**TO BE DONE:** Word for word, set down the records and skip each picture.

**DATA FOR PROCESSING:**
- - -
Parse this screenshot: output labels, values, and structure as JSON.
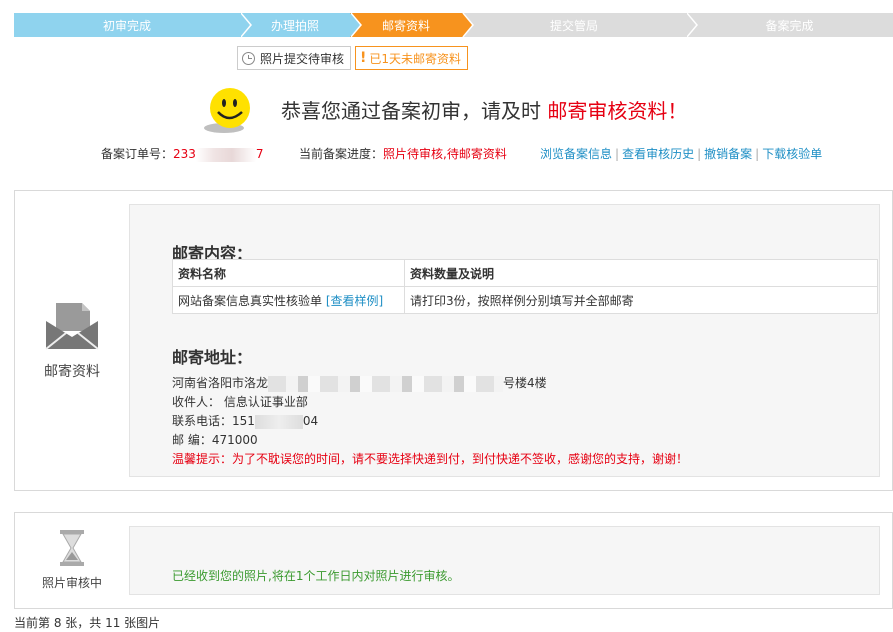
{
  "steps": [
    {
      "label": "初审完成",
      "state": "done"
    },
    {
      "label": "办理拍照",
      "state": "done"
    },
    {
      "label": "邮寄资料",
      "state": "current"
    },
    {
      "label": "提交管局",
      "state": "todo"
    },
    {
      "label": "备案完成",
      "state": "todo"
    }
  ],
  "badges": {
    "photo_status": "照片提交待审核",
    "mail_overdue": "已1天未邮寄资料"
  },
  "headline": {
    "prefix": "恭喜您通过备案初审，请及时 ",
    "highlight": "邮寄审核资料！"
  },
  "order": {
    "label": "备案订单号：",
    "value_start": "233",
    "value_end": "7"
  },
  "progress": {
    "label": "当前备案进度：",
    "value": "照片待审核,待邮寄资料"
  },
  "links": [
    "浏览备案信息",
    "查看审核历史",
    "撤销备案",
    "下载核验单"
  ],
  "mail_panel": {
    "side_label": "邮寄资料",
    "content_title": "邮寄内容：",
    "table_headers": [
      "资料名称",
      "资料数量及说明"
    ],
    "table_rows": [
      {
        "name": "网站备案信息真实性核验单",
        "link": "[查看样例]",
        "desc": "请打印3份，按照样例分别填写并全部邮寄"
      }
    ],
    "address_title": "邮寄地址：",
    "address_start": "河南省洛阳市洛龙",
    "address_end": "号楼4楼",
    "recipient": "收件人： 信息认证事业部",
    "phone_start": "联系电话：151",
    "phone_end": "04",
    "postcode": "邮 编：471000",
    "tip": "温馨提示：为了不耽误您的时间，请不要选择快递到付，到付快递不签收，感谢您的支持，谢谢！"
  },
  "review_panel": {
    "side_label": "照片审核中",
    "message": "已经收到您的照片,将在1个工作日内对照片进行审核。"
  },
  "footer": "当前第 8 张，共 11 张图片",
  "colors": {
    "step_done": "#8fd3ee",
    "step_current": "#f7931e",
    "step_todo": "#dcdcdc",
    "highlight_red": "#e60012",
    "link_blue": "#1f8fc5",
    "success_green": "#3b9a2f"
  }
}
- - -
**RESULT:**
Parse this screenshot: output labels, values, and structure as JSON.
{
  "steps": [
    {
      "label": "初审完成",
      "state": "done"
    },
    {
      "label": "办理拍照",
      "state": "done"
    },
    {
      "label": "邮寄资料",
      "state": "current"
    },
    {
      "label": "提交管局",
      "state": "todo"
    },
    {
      "label": "备案完成",
      "state": "todo"
    }
  ],
  "badges": {
    "photo_status": "照片提交待审核",
    "mail_overdue": "已1天未邮寄资料"
  },
  "headline": {
    "prefix": "恭喜您通过备案初审，请及时 ",
    "highlight": "邮寄审核资料！"
  },
  "order": {
    "label": "备案订单号：",
    "value_start": "233",
    "value_end": "7"
  },
  "progress": {
    "label": "当前备案进度：",
    "value": "照片待审核,待邮寄资料"
  },
  "links": [
    "浏览备案信息",
    "查看审核历史",
    "撤销备案",
    "下载核验单"
  ],
  "mail_panel": {
    "side_label": "邮寄资料",
    "content_title": "邮寄内容：",
    "table_headers": [
      "资料名称",
      "资料数量及说明"
    ],
    "table_rows": [
      {
        "name": "网站备案信息真实性核验单",
        "link": "[查看样例]",
        "desc": "请打印3份，按照样例分别填写并全部邮寄"
      }
    ],
    "address_title": "邮寄地址：",
    "address_start": "河南省洛阳市洛龙",
    "address_end": "号楼4楼",
    "recipient": "收件人： 信息认证事业部",
    "phone_start": "联系电话：151",
    "phone_end": "04",
    "postcode": "邮 编：471000",
    "tip": "温馨提示：为了不耽误您的时间，请不要选择快递到付，到付快递不签收，感谢您的支持，谢谢！"
  },
  "review_panel": {
    "side_label": "照片审核中",
    "message": "已经收到您的照片,将在1个工作日内对照片进行审核。"
  },
  "footer": "当前第 8 张，共 11 张图片",
  "colors": {
    "step_done": "#8fd3ee",
    "step_current": "#f7931e",
    "step_todo": "#dcdcdc",
    "highlight_red": "#e60012",
    "link_blue": "#1f8fc5",
    "success_green": "#3b9a2f"
  }
}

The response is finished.